Problem description:
Copy every line from the material below that holds "netassets".

[Start of Listed records]

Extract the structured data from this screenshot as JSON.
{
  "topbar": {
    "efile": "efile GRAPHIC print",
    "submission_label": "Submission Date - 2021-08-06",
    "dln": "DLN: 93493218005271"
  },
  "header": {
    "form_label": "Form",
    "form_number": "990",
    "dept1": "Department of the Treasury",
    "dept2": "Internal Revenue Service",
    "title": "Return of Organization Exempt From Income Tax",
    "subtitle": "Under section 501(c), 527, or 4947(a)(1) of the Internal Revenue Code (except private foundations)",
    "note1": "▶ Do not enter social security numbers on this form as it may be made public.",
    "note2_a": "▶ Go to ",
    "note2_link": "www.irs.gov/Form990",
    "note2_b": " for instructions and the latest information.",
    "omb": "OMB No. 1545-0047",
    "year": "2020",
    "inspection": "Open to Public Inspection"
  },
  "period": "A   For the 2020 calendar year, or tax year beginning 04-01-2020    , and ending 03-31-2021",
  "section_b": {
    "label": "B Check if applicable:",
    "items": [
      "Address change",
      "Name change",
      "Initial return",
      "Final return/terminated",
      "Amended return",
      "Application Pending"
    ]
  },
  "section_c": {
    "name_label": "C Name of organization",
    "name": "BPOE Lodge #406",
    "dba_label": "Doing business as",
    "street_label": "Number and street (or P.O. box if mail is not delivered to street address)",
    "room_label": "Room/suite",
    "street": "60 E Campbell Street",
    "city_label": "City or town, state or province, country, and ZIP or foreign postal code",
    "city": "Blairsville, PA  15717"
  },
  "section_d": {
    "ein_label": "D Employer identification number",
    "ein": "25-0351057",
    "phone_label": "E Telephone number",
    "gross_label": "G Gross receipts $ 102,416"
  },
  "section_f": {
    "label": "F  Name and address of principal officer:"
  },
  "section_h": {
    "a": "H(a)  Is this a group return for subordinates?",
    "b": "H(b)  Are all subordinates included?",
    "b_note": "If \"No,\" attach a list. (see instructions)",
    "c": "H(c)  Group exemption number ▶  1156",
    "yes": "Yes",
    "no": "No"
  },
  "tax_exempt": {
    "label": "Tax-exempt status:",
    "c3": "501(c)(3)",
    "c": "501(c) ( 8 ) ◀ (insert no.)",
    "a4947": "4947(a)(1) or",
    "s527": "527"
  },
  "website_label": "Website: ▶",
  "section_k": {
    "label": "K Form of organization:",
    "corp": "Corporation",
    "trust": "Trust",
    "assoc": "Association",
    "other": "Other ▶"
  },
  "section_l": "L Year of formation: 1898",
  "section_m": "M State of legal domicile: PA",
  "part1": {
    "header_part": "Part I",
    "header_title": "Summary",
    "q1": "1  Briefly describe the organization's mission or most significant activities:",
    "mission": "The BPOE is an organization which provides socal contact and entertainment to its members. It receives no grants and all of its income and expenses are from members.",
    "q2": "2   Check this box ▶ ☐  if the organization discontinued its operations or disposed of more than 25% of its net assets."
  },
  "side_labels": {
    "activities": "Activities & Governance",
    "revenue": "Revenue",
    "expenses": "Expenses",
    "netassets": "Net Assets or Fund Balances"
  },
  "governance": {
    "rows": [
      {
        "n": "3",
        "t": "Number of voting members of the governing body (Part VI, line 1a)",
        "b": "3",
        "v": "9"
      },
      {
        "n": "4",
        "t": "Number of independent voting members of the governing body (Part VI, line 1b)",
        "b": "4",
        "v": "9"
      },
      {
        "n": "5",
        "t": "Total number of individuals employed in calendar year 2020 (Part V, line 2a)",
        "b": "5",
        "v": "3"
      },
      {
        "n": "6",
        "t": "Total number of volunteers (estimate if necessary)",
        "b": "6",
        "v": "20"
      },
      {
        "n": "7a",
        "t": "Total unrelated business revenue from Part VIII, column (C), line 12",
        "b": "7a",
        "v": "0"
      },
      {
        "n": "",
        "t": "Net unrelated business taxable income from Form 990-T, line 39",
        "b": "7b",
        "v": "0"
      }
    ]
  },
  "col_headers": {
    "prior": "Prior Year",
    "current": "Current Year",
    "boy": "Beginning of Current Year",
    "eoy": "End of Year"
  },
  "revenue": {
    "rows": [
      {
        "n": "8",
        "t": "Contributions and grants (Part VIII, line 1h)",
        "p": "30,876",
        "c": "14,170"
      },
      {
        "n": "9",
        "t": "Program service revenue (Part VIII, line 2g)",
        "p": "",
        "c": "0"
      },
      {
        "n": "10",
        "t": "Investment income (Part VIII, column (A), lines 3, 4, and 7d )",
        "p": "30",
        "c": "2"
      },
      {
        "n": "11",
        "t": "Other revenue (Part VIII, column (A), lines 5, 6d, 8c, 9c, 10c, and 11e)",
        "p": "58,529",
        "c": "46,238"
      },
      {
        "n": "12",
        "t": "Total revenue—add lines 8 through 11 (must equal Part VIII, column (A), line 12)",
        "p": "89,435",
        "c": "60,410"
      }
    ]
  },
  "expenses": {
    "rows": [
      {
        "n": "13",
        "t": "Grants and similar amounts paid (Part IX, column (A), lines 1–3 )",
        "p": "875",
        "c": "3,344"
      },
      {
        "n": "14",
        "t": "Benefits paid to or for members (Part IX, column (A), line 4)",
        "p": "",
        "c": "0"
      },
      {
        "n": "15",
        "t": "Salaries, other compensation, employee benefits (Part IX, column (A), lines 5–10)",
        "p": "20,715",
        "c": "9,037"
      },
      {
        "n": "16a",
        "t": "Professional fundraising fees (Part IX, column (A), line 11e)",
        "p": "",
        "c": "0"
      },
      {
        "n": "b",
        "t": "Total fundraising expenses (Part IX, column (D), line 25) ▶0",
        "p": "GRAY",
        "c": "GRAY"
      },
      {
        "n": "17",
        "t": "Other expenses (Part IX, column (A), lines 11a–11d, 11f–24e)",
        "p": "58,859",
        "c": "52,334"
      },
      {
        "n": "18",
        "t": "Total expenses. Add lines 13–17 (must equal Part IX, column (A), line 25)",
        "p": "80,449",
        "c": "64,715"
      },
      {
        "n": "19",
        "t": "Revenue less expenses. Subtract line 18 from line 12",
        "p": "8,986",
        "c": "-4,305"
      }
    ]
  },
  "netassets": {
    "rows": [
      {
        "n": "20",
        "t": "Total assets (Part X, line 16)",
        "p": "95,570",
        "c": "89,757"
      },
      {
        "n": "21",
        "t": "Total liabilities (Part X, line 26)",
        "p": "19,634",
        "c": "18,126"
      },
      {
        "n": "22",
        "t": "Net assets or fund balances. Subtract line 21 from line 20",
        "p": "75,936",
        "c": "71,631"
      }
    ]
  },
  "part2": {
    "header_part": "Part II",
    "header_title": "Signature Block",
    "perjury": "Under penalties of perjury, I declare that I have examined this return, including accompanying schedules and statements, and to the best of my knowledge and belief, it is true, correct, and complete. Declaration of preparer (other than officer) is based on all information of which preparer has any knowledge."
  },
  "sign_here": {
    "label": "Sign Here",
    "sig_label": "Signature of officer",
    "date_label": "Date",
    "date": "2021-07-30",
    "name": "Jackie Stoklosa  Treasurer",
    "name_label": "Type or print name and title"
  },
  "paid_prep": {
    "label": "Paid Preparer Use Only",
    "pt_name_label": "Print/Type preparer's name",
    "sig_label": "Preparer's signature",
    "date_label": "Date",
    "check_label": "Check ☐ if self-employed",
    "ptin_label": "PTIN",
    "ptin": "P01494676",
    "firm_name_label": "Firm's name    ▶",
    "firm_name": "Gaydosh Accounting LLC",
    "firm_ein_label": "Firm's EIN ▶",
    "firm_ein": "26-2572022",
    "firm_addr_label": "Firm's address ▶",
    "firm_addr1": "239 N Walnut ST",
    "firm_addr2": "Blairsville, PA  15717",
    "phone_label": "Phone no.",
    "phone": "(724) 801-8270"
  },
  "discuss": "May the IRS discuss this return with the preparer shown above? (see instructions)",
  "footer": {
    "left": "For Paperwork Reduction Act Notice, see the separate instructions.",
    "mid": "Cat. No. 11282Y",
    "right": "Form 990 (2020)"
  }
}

[End of Listed records]

Complete output:
    "netassets": "Net Assets or Fund Balances"
  "netassets": {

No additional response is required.